__Problem details__:
Render the listing from its first line through the line containing "- Bar: [310, 281, 336, 287]", inclusive, as a Markdown table with the columns Row and Line, skipping any blank lines.

— START OF Dataset records —

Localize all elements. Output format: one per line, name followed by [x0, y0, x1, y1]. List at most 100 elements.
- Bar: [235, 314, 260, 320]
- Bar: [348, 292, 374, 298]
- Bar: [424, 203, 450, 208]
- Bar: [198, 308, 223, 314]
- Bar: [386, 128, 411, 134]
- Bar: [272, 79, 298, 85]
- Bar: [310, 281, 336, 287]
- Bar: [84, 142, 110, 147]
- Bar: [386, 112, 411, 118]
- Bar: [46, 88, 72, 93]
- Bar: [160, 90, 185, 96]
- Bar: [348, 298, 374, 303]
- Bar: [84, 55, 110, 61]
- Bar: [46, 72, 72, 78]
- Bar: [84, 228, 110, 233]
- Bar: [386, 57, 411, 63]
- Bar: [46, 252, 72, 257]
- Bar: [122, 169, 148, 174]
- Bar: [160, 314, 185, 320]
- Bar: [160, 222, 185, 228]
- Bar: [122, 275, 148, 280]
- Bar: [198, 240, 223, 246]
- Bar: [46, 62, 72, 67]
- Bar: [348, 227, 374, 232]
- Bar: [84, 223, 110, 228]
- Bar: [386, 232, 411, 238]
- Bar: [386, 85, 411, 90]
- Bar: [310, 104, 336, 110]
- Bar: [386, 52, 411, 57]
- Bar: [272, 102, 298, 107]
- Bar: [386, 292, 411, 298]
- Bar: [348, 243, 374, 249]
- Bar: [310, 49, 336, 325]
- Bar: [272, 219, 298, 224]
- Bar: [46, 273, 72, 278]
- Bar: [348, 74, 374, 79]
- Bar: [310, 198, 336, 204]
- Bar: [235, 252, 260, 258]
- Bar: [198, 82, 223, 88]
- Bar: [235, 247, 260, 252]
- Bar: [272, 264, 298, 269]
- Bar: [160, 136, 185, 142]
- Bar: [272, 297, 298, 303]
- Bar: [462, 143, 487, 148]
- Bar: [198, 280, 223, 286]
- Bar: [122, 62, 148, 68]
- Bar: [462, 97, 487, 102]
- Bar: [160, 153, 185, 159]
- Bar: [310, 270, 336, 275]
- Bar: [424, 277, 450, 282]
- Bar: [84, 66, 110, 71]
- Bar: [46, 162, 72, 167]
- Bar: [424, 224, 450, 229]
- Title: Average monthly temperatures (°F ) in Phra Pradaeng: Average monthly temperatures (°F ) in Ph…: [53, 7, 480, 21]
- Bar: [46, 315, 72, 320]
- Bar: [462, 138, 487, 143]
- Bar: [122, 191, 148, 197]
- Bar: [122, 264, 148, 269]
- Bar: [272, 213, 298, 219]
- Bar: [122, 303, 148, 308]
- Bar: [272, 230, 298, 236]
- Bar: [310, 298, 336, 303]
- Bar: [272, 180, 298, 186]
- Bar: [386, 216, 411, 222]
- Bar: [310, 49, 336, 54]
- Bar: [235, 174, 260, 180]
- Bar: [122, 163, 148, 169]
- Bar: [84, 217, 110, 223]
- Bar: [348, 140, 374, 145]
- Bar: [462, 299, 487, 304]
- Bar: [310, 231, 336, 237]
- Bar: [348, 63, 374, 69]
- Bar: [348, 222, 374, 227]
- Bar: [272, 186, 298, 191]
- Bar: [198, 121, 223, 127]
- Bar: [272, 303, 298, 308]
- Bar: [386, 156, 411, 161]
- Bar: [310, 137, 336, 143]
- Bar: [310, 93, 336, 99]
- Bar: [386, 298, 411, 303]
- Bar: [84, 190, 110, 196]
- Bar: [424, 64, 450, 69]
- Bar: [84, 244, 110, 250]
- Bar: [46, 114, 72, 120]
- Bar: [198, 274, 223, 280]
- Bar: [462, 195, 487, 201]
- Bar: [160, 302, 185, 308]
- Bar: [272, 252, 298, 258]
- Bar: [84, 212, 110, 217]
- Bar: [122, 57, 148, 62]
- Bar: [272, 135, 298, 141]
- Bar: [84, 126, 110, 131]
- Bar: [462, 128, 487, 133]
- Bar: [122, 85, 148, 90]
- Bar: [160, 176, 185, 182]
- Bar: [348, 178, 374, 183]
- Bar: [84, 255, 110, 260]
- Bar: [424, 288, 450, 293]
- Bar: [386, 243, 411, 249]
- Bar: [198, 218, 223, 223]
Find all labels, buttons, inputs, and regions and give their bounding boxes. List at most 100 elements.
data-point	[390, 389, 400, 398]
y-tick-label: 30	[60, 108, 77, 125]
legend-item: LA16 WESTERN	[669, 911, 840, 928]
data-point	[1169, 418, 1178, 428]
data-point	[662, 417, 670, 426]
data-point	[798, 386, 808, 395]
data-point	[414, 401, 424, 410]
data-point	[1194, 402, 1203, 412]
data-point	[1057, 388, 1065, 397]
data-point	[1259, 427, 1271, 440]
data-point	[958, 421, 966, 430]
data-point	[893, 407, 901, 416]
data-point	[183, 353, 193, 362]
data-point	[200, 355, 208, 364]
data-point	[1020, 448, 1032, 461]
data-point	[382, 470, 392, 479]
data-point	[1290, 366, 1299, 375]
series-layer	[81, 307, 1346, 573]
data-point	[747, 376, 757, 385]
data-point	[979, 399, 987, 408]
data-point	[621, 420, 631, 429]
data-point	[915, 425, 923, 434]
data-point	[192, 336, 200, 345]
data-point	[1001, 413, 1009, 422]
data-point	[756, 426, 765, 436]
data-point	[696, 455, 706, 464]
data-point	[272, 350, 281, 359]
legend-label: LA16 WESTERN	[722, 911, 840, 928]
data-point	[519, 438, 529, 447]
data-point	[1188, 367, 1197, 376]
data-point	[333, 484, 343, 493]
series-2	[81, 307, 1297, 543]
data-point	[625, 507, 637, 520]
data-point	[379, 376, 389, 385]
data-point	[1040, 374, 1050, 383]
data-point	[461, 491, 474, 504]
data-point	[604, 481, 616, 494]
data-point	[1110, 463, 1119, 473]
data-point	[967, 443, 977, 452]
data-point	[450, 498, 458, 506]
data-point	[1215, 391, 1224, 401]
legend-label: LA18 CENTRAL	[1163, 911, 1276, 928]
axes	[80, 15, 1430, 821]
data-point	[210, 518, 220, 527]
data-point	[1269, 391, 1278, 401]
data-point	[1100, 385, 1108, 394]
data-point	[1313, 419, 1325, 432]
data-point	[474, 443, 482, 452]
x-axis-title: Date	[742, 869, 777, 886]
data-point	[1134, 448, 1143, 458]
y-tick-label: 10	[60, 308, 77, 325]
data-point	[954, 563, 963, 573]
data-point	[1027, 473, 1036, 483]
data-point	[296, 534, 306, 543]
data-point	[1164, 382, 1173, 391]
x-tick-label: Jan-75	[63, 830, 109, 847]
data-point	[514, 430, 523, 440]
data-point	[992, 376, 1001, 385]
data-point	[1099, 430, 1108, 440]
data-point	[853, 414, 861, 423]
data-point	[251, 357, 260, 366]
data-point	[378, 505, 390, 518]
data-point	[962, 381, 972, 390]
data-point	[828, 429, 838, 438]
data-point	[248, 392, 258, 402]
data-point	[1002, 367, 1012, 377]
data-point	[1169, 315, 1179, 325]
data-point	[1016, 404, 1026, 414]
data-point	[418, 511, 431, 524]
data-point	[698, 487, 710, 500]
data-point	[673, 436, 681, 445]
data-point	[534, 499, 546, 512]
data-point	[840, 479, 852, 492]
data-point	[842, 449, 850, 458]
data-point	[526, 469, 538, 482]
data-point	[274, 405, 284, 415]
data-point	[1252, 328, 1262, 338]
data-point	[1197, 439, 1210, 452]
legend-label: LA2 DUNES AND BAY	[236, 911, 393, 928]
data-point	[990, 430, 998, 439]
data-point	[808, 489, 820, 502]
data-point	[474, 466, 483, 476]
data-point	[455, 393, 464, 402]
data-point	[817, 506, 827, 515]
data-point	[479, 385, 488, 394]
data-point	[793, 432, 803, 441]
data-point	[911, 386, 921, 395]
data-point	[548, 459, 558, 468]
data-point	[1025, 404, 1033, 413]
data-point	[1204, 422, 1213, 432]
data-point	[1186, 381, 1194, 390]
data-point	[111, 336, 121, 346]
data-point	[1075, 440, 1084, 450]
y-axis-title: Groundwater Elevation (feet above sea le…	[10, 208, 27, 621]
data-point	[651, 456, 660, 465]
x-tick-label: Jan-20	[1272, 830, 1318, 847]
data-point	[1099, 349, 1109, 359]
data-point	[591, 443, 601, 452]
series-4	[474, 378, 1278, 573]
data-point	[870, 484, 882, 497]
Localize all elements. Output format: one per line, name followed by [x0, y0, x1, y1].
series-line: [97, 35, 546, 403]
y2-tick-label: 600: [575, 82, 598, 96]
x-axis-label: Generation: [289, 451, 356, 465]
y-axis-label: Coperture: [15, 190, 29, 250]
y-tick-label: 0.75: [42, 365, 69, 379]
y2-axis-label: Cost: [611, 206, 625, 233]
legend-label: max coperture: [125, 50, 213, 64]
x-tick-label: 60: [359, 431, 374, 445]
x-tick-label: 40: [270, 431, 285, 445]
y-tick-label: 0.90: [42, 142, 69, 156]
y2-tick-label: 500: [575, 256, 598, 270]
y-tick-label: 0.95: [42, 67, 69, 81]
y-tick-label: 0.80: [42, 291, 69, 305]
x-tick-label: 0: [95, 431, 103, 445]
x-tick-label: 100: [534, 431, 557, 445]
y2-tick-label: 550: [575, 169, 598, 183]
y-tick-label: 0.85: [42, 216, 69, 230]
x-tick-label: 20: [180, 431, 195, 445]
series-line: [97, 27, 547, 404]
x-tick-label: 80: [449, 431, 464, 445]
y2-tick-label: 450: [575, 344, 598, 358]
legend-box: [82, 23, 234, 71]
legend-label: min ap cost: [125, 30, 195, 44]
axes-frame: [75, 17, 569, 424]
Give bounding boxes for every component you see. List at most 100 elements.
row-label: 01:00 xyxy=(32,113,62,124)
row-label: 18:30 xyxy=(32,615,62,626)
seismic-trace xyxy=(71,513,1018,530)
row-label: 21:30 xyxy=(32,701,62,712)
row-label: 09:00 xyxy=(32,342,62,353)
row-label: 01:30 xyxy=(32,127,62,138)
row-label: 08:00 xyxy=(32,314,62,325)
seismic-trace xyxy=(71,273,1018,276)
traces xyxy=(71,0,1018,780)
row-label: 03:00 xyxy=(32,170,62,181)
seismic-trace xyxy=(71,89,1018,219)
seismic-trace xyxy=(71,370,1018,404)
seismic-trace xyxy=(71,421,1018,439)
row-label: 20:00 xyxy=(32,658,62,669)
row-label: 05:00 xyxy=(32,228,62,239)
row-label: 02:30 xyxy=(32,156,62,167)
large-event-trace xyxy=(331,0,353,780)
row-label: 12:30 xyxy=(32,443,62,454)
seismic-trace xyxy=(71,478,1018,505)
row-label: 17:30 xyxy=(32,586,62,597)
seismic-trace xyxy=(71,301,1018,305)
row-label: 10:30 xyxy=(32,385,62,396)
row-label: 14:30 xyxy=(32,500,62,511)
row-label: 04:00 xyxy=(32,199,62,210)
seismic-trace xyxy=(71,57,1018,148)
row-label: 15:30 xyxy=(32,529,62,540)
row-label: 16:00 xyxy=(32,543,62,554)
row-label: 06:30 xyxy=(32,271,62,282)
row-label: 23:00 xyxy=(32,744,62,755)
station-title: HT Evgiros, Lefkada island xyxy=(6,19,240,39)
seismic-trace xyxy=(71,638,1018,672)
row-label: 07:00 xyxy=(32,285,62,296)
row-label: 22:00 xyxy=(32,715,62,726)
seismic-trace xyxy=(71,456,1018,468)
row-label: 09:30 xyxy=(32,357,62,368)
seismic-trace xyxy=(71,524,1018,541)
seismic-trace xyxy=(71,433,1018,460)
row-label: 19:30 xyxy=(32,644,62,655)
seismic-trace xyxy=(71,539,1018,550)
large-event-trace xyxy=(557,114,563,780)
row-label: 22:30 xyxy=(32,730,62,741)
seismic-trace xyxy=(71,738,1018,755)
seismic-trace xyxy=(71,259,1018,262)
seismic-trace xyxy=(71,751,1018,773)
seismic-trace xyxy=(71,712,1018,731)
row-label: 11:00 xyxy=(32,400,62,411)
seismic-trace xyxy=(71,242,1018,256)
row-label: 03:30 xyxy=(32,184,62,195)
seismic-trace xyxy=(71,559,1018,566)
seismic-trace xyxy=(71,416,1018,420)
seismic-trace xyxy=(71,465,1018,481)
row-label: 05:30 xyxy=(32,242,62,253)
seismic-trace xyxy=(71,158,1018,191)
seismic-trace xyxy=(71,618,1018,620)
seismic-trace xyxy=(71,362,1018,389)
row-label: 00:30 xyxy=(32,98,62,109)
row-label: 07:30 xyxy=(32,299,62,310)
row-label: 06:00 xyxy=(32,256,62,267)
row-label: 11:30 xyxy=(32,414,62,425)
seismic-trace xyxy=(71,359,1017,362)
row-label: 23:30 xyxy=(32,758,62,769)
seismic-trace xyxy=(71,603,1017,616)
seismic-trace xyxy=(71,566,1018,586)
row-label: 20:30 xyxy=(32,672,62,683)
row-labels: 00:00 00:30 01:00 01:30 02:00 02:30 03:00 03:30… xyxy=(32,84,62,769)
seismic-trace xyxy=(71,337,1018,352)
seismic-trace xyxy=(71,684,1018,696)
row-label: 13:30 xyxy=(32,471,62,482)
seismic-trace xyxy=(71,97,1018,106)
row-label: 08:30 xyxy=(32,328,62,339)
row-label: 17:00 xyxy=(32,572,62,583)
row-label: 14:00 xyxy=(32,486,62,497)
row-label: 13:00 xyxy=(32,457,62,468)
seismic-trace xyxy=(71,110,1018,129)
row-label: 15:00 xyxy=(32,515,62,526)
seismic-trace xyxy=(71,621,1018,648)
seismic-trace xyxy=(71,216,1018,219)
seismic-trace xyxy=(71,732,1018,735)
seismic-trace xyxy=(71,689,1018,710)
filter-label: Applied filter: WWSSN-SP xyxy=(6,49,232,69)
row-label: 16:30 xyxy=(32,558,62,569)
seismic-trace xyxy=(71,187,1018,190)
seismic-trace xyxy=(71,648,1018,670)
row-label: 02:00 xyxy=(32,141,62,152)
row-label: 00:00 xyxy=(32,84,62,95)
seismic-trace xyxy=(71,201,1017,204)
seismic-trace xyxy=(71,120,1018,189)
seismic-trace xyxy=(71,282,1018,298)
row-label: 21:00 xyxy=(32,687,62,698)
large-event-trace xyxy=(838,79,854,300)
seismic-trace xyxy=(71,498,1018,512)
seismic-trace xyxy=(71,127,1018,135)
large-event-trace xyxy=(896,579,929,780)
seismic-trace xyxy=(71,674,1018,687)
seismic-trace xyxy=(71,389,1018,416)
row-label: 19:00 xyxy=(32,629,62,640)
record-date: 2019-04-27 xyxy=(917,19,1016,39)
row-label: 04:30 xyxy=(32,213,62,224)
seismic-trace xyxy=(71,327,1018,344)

— END OF Dataset records —

__Problem solution__:
| Row | Line |
|---|---|
| 1 | Localize all elements. Output format: one per line, name followed by [x0, y0, x1, y1]. List at most 100 elements. |
| 2 | - Bar: [235, 314, 260, 320] |
| 3 | - Bar: [348, 292, 374, 298] |
| 4 | - Bar: [424, 203, 450, 208] |
| 5 | - Bar: [198, 308, 223, 314] |
| 6 | - Bar: [386, 128, 411, 134] |
| 7 | - Bar: [272, 79, 298, 85] |
| 8 | - Bar: [310, 281, 336, 287] |